WORK TO DO: Below are some entries. Output each one exactly as it appears.

# START OF EXCERPTED RECORDS

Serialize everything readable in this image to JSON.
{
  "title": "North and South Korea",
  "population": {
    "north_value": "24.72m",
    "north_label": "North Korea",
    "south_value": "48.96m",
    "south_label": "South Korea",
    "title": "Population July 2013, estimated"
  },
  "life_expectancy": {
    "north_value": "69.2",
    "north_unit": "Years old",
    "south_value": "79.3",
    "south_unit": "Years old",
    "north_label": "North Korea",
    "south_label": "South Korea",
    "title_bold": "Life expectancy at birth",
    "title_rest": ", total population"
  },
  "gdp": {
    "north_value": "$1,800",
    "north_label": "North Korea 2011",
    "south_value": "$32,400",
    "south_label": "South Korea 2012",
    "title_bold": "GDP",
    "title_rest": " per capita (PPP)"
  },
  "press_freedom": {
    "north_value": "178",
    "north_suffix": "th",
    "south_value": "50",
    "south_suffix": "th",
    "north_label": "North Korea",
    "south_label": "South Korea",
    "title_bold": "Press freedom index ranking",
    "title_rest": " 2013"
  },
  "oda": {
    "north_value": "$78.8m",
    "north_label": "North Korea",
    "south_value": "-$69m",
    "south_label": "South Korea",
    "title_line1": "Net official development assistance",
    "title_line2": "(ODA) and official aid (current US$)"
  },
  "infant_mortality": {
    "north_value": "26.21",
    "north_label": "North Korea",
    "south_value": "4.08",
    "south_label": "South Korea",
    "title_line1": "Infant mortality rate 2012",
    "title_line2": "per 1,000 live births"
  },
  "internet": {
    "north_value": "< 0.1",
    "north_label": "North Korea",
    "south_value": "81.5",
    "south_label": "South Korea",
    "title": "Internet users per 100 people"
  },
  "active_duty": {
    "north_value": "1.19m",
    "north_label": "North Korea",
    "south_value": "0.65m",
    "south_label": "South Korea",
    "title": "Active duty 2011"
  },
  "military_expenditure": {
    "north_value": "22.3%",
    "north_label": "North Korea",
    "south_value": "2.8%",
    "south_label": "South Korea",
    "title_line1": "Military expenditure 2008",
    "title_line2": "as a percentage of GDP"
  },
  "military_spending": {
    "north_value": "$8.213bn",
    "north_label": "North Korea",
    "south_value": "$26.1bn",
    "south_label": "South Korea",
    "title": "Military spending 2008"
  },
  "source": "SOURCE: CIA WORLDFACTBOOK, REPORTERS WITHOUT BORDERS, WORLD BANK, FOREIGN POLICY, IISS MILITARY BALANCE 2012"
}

# END OF EXCERPTED RECORDS

FINAL ANSWER:
Serialize everything readable in this image to JSON.
{
  "title": "North and South Korea",
  "population": {
    "north_value": "24.72m",
    "north_label": "North Korea",
    "south_value": "48.96m",
    "south_label": "South Korea",
    "title": "Population July 2013, estimated"
  },
  "life_expectancy": {
    "north_value": "69.2",
    "north_unit": "Years old",
    "south_value": "79.3",
    "south_unit": "Years old",
    "north_label": "North Korea",
    "south_label": "South Korea",
    "title_bold": "Life expectancy at birth",
    "title_rest": ", total population"
  },
  "gdp": {
    "north_value": "$1,800",
    "north_label": "North Korea 2011",
    "south_value": "$32,400",
    "south_label": "South Korea 2012",
    "title_bold": "GDP",
    "title_rest": " per capita (PPP)"
  },
  "press_freedom": {
    "north_value": "178",
    "north_suffix": "th",
    "south_value": "50",
    "south_suffix": "th",
    "north_label": "North Korea",
    "south_label": "South Korea",
    "title_bold": "Press freedom index ranking",
    "title_rest": " 2013"
  },
  "oda": {
    "north_value": "$78.8m",
    "north_label": "North Korea",
    "south_value": "-$69m",
    "south_label": "South Korea",
    "title_line1": "Net official development assistance",
    "title_line2": "(ODA) and official aid (current US$)"
  },
  "infant_mortality": {
    "north_value": "26.21",
    "north_label": "North Korea",
    "south_value": "4.08",
    "south_label": "South Korea",
    "title_line1": "Infant mortality rate 2012",
    "title_line2": "per 1,000 live births"
  },
  "internet": {
    "north_value": "< 0.1",
    "north_label": "North Korea",
    "south_value": "81.5",
    "south_label": "South Korea",
    "title": "Internet users per 100 people"
  },
  "active_duty": {
    "north_value": "1.19m",
    "north_label": "North Korea",
    "south_value": "0.65m",
    "south_label": "South Korea",
    "title": "Active duty 2011"
  },
  "military_expenditure": {
    "north_value": "22.3%",
    "north_label": "North Korea",
    "south_value": "2.8%",
    "south_label": "South Korea",
    "title_line1": "Military expenditure 2008",
    "title_line2": "as a percentage of GDP"
  },
  "military_spending": {
    "north_value": "$8.213bn",
    "north_label": "North Korea",
    "south_value": "$26.1bn",
    "south_label": "South Korea",
    "title": "Military spending 2008"
  },
  "source": "SOURCE: CIA WORLDFACTBOOK, REPORTERS WITHOUT BORDERS, WORLD BANK, FOREIGN POLICY, IISS MILITARY BALANCE 2012"
}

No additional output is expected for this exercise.